Direction:
Reproduce the listing below in its entirety. Change nothing.

___ Data to use

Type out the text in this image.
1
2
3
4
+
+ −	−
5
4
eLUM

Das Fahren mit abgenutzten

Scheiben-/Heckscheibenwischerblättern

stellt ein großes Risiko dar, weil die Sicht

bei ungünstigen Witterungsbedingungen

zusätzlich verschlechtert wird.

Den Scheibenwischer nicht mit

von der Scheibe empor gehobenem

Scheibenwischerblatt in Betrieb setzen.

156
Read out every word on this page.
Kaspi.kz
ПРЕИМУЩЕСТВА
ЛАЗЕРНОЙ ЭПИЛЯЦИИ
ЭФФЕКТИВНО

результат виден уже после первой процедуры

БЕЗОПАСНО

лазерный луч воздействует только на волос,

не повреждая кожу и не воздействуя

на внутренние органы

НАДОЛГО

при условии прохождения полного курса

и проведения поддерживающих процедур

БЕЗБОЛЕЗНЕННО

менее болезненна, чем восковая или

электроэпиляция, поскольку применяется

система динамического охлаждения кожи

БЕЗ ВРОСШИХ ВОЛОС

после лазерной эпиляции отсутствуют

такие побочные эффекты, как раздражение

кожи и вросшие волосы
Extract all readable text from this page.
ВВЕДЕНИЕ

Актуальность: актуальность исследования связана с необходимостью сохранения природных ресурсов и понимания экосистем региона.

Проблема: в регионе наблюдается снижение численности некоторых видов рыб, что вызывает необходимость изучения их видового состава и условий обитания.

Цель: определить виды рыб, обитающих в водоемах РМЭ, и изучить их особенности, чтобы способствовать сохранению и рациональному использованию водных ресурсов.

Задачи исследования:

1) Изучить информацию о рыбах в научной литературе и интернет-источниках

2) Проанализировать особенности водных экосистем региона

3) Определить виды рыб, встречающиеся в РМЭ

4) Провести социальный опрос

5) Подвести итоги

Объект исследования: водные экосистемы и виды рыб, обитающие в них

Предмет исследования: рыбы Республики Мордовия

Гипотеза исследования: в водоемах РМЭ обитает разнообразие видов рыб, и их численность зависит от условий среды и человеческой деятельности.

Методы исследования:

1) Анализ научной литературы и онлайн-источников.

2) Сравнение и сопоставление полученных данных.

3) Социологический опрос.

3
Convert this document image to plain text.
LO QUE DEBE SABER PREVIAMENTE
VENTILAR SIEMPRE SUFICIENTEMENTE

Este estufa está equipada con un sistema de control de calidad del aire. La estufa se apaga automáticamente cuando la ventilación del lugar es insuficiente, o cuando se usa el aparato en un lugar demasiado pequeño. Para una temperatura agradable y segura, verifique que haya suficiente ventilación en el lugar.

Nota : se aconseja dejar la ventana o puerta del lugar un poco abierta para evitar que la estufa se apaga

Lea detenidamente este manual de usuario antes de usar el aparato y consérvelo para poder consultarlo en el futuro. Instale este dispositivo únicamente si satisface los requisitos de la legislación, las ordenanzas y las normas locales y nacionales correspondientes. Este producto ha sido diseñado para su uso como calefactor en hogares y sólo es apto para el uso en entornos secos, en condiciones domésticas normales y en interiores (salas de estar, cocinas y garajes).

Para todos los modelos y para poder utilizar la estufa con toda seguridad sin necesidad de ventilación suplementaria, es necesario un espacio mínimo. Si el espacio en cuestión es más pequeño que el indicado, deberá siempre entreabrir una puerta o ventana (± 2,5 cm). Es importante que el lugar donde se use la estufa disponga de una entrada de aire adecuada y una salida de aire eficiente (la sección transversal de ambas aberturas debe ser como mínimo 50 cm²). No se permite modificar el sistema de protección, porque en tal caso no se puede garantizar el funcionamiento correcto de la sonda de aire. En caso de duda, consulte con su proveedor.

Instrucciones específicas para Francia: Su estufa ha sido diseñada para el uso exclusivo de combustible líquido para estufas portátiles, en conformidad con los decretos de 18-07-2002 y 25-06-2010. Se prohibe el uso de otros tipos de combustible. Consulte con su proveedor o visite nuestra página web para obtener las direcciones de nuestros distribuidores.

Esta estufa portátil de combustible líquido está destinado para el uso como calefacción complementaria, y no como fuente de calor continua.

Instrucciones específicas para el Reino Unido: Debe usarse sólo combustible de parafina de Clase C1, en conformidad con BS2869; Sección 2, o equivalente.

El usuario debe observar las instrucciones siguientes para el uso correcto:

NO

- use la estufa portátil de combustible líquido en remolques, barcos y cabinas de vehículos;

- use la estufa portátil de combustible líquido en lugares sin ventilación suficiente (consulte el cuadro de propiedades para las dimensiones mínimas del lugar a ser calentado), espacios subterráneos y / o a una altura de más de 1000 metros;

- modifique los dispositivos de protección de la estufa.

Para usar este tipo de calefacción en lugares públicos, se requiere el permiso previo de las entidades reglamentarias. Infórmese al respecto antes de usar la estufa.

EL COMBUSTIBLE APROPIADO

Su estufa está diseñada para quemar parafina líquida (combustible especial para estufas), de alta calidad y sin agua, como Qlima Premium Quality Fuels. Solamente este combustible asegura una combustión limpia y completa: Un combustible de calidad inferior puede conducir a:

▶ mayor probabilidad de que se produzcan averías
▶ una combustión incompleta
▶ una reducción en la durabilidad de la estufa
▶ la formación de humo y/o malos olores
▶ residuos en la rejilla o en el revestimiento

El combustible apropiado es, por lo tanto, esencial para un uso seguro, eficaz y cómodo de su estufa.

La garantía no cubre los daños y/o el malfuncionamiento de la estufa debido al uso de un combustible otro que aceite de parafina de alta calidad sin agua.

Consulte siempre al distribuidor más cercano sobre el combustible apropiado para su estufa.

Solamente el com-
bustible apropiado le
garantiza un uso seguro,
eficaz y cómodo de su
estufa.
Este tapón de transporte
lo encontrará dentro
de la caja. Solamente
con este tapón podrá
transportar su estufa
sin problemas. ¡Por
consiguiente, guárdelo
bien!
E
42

______

Full solution:
Type out the text in this image.
1
2
3
4
+
+ −	−
5
4
eLUM

Das Fahren mit abgenutzten

Scheiben-/Heckscheibenwischerblättern

stellt ein großes Risiko dar, weil die Sicht

bei ungünstigen Witterungsbedingungen

zusätzlich verschlechtert wird.

Den Scheibenwischer nicht mit

von der Scheibe empor gehobenem

Scheibenwischerblatt in Betrieb setzen.

156
Read out every word on this page.
Kaspi.kz
ПРЕИМУЩЕСТВА
ЛАЗЕРНОЙ ЭПИЛЯЦИИ
ЭФФЕКТИВНО

результат виден уже после первой процедуры

БЕЗОПАСНО

лазерный луч воздействует только на волос,

не повреждая кожу и не воздействуя

на внутренние органы

НАДОЛГО

при условии прохождения полного курса

и проведения поддерживающих процедур

БЕЗБОЛЕЗНЕННО

менее болезненна, чем восковая или

электроэпиляция, поскольку применяется

система динамического охлаждения кожи

БЕЗ ВРОСШИХ ВОЛОС

после лазерной эпиляции отсутствуют

такие побочные эффекты, как раздражение

кожи и вросшие волосы
Extract all readable text from this page.
ВВЕДЕНИЕ

Актуальность: актуальность исследования связана с необходимостью сохранения природных ресурсов и понимания экосистем региона.

Проблема: в регионе наблюдается снижение численности некоторых видов рыб, что вызывает необходимость изучения их видового состава и условий обитания.

Цель: определить виды рыб, обитающих в водоемах РМЭ, и изучить их особенности, чтобы способствовать сохранению и рациональному использованию водных ресурсов.

Задачи исследования:

1) Изучить информацию о рыбах в научной литературе и интернет-источниках

2) Проанализировать особенности водных экосистем региона

3) Определить виды рыб, встречающиеся в РМЭ

4) Провести социальный опрос

5) Подвести итоги

Объект исследования: водные экосистемы и виды рыб, обитающие в них

Предмет исследования: рыбы Республики Мордовия

Гипотеза исследования: в водоемах РМЭ обитает разнообразие видов рыб, и их численность зависит от условий среды и человеческой деятельности.

Методы исследования:

1) Анализ научной литературы и онлайн-источников.

2) Сравнение и сопоставление полученных данных.

3) Социологический опрос.

3
Convert this document image to plain text.
LO QUE DEBE SABER PREVIAMENTE
VENTILAR SIEMPRE SUFICIENTEMENTE

Este estufa está equipada con un sistema de control de calidad del aire. La estufa se apaga automáticamente cuando la ventilación del lugar es insuficiente, o cuando se usa el aparato en un lugar demasiado pequeño. Para una temperatura agradable y segura, verifique que haya suficiente ventilación en el lugar.

Nota : se aconseja dejar la ventana o puerta del lugar un poco abierta para evitar que la estufa se apaga

Lea detenidamente este manual de usuario antes de usar el aparato y consérvelo para poder consultarlo en el futuro. Instale este dispositivo únicamente si satisface los requisitos de la legislación, las ordenanzas y las normas locales y nacionales correspondientes. Este producto ha sido diseñado para su uso como calefactor en hogares y sólo es apto para el uso en entornos secos, en condiciones domésticas normales y en interiores (salas de estar, cocinas y garajes).

Para todos los modelos y para poder utilizar la estufa con toda seguridad sin necesidad de ventilación suplementaria, es necesario un espacio mínimo. Si el espacio en cuestión es más pequeño que el indicado, deberá siempre entreabrir una puerta o ventana (± 2,5 cm). Es importante que el lugar donde se use la estufa disponga de una entrada de aire adecuada y una salida de aire eficiente (la sección transversal de ambas aberturas debe ser como mínimo 50 cm²). No se permite modificar el sistema de protección, porque en tal caso no se puede garantizar el funcionamiento correcto de la sonda de aire. En caso de duda, consulte con su proveedor.

Instrucciones específicas para Francia: Su estufa ha sido diseñada para el uso exclusivo de combustible líquido para estufas portátiles, en conformidad con los decretos de 18-07-2002 y 25-06-2010. Se prohibe el uso de otros tipos de combustible. Consulte con su proveedor o visite nuestra página web para obtener las direcciones de nuestros distribuidores.

Esta estufa portátil de combustible líquido está destinado para el uso como calefacción complementaria, y no como fuente de calor continua.

Instrucciones específicas para el Reino Unido: Debe usarse sólo combustible de parafina de Clase C1, en conformidad con BS2869; Sección 2, o equivalente.

El usuario debe observar las instrucciones siguientes para el uso correcto:

NO

- use la estufa portátil de combustible líquido en remolques, barcos y cabinas de vehículos;

- use la estufa portátil de combustible líquido en lugares sin ventilación suficiente (consulte el cuadro de propiedades para las dimensiones mínimas del lugar a ser calentado), espacios subterráneos y / o a una altura de más de 1000 metros;

- modifique los dispositivos de protección de la estufa.

Para usar este tipo de calefacción en lugares públicos, se requiere el permiso previo de las entidades reglamentarias. Infórmese al respecto antes de usar la estufa.

EL COMBUSTIBLE APROPIADO

Su estufa está diseñada para quemar parafina líquida (combustible especial para estufas), de alta calidad y sin agua, como Qlima Premium Quality Fuels. Solamente este combustible asegura una combustión limpia y completa: Un combustible de calidad inferior puede conducir a:

▶ mayor probabilidad de que se produzcan averías
▶ una combustión incompleta
▶ una reducción en la durabilidad de la estufa
▶ la formación de humo y/o malos olores
▶ residuos en la rejilla o en el revestimiento

El combustible apropiado es, por lo tanto, esencial para un uso seguro, eficaz y cómodo de su estufa.

La garantía no cubre los daños y/o el malfuncionamiento de la estufa debido al uso de un combustible otro que aceite de parafina de alta calidad sin agua.

Consulte siempre al distribuidor más cercano sobre el combustible apropiado para su estufa.

Solamente el com-
bustible apropiado le
garantiza un uso seguro,
eficaz y cómodo de su
estufa.
Este tapón de transporte
lo encontrará dentro
de la caja. Solamente
con este tapón podrá
transportar su estufa
sin problemas. ¡Por
consiguiente, guárdelo
bien!
E
42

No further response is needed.